EXERCISE GOAL:
Copy out the entries in full and with complete accuracy; pictures are excluded.

Data records:
________

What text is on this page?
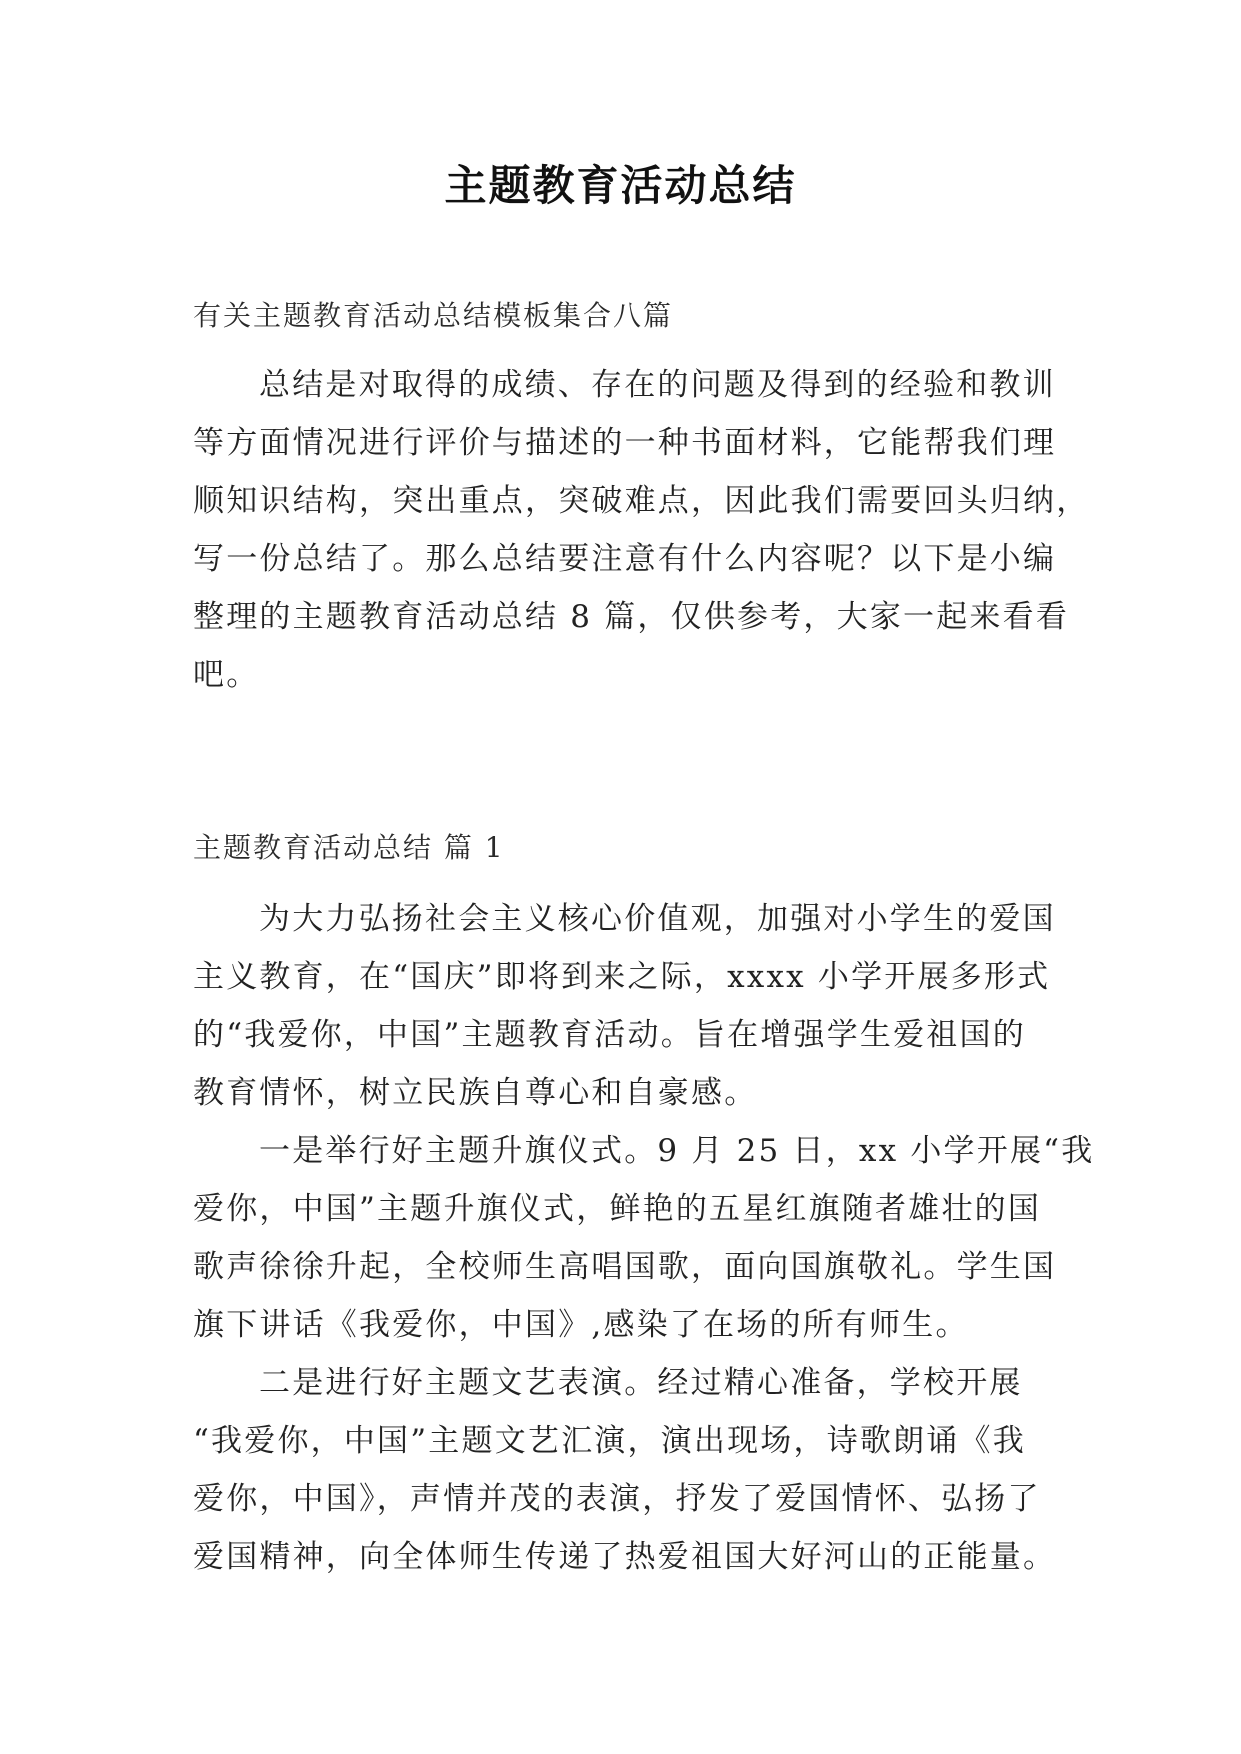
主题教育活动总结
有关主题教育活动总结模板集合八篇
总结是对取得的成绩、存在的问题及得到的经验和教训
等方面情况进行评价与描述的一种书面材料，它能帮我们理
顺知识结构，突出重点，突破难点，因此我们需要回头归纳，
写一份总结了。那么总结要注意有什么内容呢？以下是小编
整理的主题教育活动总结 8 篇，仅供参考，大家一起来看看
吧。
主题教育活动总结 篇 1
为大力弘扬社会主义核心价值观，加强对小学生的爱国
主义教育，在“国庆”即将到来之际，xxxx 小学开展多形式
的“我爱你，中国”主题教育活动。旨在增强学生爱祖国的
教育情怀，树立民族自尊心和自豪感。
一是举行好主题升旗仪式。9 月 25 日，xx 小学开展“我
爱你，中国”主题升旗仪式，鲜艳的五星红旗随者雄壮的国
歌声徐徐升起，全校师生高唱国歌，面向国旗敬礼。学生国
旗下讲话《我爱你，中国》,感染了在场的所有师生。
二是进行好主题文艺表演。经过精心准备，学校开展
“我爱你，中国”主题文艺汇演，演出现场，诗歌朗诵《我
爱你，中国》，声情并茂的表演，抒发了爱国情怀、弘扬了
爱国精神，向全体师生传递了热爱祖国大好河山的正能量。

________

EXERCISE RESPONSE:
What text is on this page?
主题教育活动总结
有关主题教育活动总结模板集合八篇
总结是对取得的成绩、存在的问题及得到的经验和教训
等方面情况进行评价与描述的一种书面材料，它能帮我们理
顺知识结构，突出重点，突破难点，因此我们需要回头归纳，
写一份总结了。那么总结要注意有什么内容呢？以下是小编
整理的主题教育活动总结 8 篇，仅供参考，大家一起来看看
吧。
主题教育活动总结 篇 1
为大力弘扬社会主义核心价值观，加强对小学生的爱国
主义教育，在“国庆”即将到来之际，xxxx 小学开展多形式
的“我爱你，中国”主题教育活动。旨在增强学生爱祖国的
教育情怀，树立民族自尊心和自豪感。
一是举行好主题升旗仪式。9 月 25 日，xx 小学开展“我
爱你，中国”主题升旗仪式，鲜艳的五星红旗随者雄壮的国
歌声徐徐升起，全校师生高唱国歌，面向国旗敬礼。学生国
旗下讲话《我爱你，中国》,感染了在场的所有师生。
二是进行好主题文艺表演。经过精心准备，学校开展
“我爱你，中国”主题文艺汇演，演出现场，诗歌朗诵《我
爱你，中国》，声情并茂的表演，抒发了爱国情怀、弘扬了
爱国精神，向全体师生传递了热爱祖国大好河山的正能量。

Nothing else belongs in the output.